__Prompt__: Transcribe the data that follows precisely, omitting nothing.

Entries taken from a collection:
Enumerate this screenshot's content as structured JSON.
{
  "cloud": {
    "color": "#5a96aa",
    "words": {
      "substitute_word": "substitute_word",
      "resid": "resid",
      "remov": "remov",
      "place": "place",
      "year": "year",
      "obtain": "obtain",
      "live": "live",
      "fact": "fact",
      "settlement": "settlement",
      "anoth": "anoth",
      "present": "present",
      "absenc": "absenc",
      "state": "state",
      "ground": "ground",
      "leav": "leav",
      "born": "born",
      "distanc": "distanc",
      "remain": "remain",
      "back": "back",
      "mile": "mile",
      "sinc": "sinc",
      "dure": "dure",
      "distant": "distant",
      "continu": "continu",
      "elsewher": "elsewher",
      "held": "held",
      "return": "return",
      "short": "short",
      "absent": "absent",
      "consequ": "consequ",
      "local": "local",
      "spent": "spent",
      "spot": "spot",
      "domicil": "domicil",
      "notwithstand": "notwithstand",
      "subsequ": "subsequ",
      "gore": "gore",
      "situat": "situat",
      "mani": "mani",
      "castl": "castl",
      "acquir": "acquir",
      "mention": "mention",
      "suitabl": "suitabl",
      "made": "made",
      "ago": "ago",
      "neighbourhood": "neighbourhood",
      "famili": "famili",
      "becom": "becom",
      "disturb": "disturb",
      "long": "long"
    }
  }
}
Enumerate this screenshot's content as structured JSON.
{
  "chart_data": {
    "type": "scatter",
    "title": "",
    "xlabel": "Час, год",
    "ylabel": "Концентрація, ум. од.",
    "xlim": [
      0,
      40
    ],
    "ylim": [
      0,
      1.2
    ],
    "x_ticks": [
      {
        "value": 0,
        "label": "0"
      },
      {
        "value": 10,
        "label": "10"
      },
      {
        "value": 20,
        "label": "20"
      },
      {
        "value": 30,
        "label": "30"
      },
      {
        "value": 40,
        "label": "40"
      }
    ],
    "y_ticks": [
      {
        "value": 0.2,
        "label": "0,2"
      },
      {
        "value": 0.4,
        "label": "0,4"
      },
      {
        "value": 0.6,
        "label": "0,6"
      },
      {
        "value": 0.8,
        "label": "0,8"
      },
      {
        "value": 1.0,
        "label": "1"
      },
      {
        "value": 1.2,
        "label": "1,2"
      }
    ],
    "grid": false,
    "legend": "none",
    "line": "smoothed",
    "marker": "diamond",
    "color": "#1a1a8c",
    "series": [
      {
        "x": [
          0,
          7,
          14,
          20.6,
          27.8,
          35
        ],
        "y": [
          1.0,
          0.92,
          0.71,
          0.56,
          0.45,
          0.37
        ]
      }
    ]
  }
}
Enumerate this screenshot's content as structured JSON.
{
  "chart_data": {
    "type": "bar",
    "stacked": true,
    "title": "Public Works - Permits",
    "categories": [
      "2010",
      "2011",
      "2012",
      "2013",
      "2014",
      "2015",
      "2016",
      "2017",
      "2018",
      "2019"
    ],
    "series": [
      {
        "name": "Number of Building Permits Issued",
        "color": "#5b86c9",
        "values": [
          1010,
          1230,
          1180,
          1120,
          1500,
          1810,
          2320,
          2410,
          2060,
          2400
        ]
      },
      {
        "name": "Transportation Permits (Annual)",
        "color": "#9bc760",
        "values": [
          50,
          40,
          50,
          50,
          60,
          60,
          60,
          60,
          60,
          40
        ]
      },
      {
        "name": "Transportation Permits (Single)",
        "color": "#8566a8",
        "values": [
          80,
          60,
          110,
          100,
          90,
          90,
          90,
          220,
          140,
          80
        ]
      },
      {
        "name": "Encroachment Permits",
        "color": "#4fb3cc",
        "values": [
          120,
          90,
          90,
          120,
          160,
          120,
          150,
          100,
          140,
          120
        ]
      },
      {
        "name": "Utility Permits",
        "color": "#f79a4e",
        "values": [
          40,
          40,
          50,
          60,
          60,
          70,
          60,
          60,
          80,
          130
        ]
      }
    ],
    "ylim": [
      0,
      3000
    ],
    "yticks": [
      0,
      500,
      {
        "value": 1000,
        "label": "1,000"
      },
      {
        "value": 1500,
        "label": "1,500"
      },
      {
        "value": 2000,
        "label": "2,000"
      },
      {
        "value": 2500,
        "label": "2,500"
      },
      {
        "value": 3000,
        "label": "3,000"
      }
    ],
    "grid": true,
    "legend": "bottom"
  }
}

__Written reply__:
Enumerate this screenshot's content as structured JSON.
{
  "cloud": {
    "color": "#5a96aa",
    "words": {
      "substitute_word": "substitute_word",
      "resid": "resid",
      "remov": "remov",
      "place": "place",
      "year": "year",
      "obtain": "obtain",
      "live": "live",
      "fact": "fact",
      "settlement": "settlement",
      "anoth": "anoth",
      "present": "present",
      "absenc": "absenc",
      "state": "state",
      "ground": "ground",
      "leav": "leav",
      "born": "born",
      "distanc": "distanc",
      "remain": "remain",
      "back": "back",
      "mile": "mile",
      "sinc": "sinc",
      "dure": "dure",
      "distant": "distant",
      "continu": "continu",
      "elsewher": "elsewher",
      "held": "held",
      "return": "return",
      "short": "short",
      "absent": "absent",
      "consequ": "consequ",
      "local": "local",
      "spent": "spent",
      "spot": "spot",
      "domicil": "domicil",
      "notwithstand": "notwithstand",
      "subsequ": "subsequ",
      "gore": "gore",
      "situat": "situat",
      "mani": "mani",
      "castl": "castl",
      "acquir": "acquir",
      "mention": "mention",
      "suitabl": "suitabl",
      "made": "made",
      "ago": "ago",
      "neighbourhood": "neighbourhood",
      "famili": "famili",
      "becom": "becom",
      "disturb": "disturb",
      "long": "long"
    }
  }
}
Enumerate this screenshot's content as structured JSON.
{
  "chart_data": {
    "type": "scatter",
    "title": "",
    "xlabel": "Час, год",
    "ylabel": "Концентрація, ум. од.",
    "xlim": [
      0,
      40
    ],
    "ylim": [
      0,
      1.2
    ],
    "x_ticks": [
      {
        "value": 0,
        "label": "0"
      },
      {
        "value": 10,
        "label": "10"
      },
      {
        "value": 20,
        "label": "20"
      },
      {
        "value": 30,
        "label": "30"
      },
      {
        "value": 40,
        "label": "40"
      }
    ],
    "y_ticks": [
      {
        "value": 0.2,
        "label": "0,2"
      },
      {
        "value": 0.4,
        "label": "0,4"
      },
      {
        "value": 0.6,
        "label": "0,6"
      },
      {
        "value": 0.8,
        "label": "0,8"
      },
      {
        "value": 1.0,
        "label": "1"
      },
      {
        "value": 1.2,
        "label": "1,2"
      }
    ],
    "grid": false,
    "legend": "none",
    "line": "smoothed",
    "marker": "diamond",
    "color": "#1a1a8c",
    "series": [
      {
        "x": [
          0,
          7,
          14,
          20.6,
          27.8,
          35
        ],
        "y": [
          1.0,
          0.92,
          0.71,
          0.56,
          0.45,
          0.37
        ]
      }
    ]
  }
}
Enumerate this screenshot's content as structured JSON.
{
  "chart_data": {
    "type": "bar",
    "stacked": true,
    "title": "Public Works - Permits",
    "categories": [
      "2010",
      "2011",
      "2012",
      "2013",
      "2014",
      "2015",
      "2016",
      "2017",
      "2018",
      "2019"
    ],
    "series": [
      {
        "name": "Number of Building Permits Issued",
        "color": "#5b86c9",
        "values": [
          1010,
          1230,
          1180,
          1120,
          1500,
          1810,
          2320,
          2410,
          2060,
          2400
        ]
      },
      {
        "name": "Transportation Permits (Annual)",
        "color": "#9bc760",
        "values": [
          50,
          40,
          50,
          50,
          60,
          60,
          60,
          60,
          60,
          40
        ]
      },
      {
        "name": "Transportation Permits (Single)",
        "color": "#8566a8",
        "values": [
          80,
          60,
          110,
          100,
          90,
          90,
          90,
          220,
          140,
          80
        ]
      },
      {
        "name": "Encroachment Permits",
        "color": "#4fb3cc",
        "values": [
          120,
          90,
          90,
          120,
          160,
          120,
          150,
          100,
          140,
          120
        ]
      },
      {
        "name": "Utility Permits",
        "color": "#f79a4e",
        "values": [
          40,
          40,
          50,
          60,
          60,
          70,
          60,
          60,
          80,
          130
        ]
      }
    ],
    "ylim": [
      0,
      3000
    ],
    "yticks": [
      0,
      500,
      {
        "value": 1000,
        "label": "1,000"
      },
      {
        "value": 1500,
        "label": "1,500"
      },
      {
        "value": 2000,
        "label": "2,000"
      },
      {
        "value": 2500,
        "label": "2,500"
      },
      {
        "value": 3000,
        "label": "3,000"
      }
    ],
    "grid": true,
    "legend": "bottom"
  }
}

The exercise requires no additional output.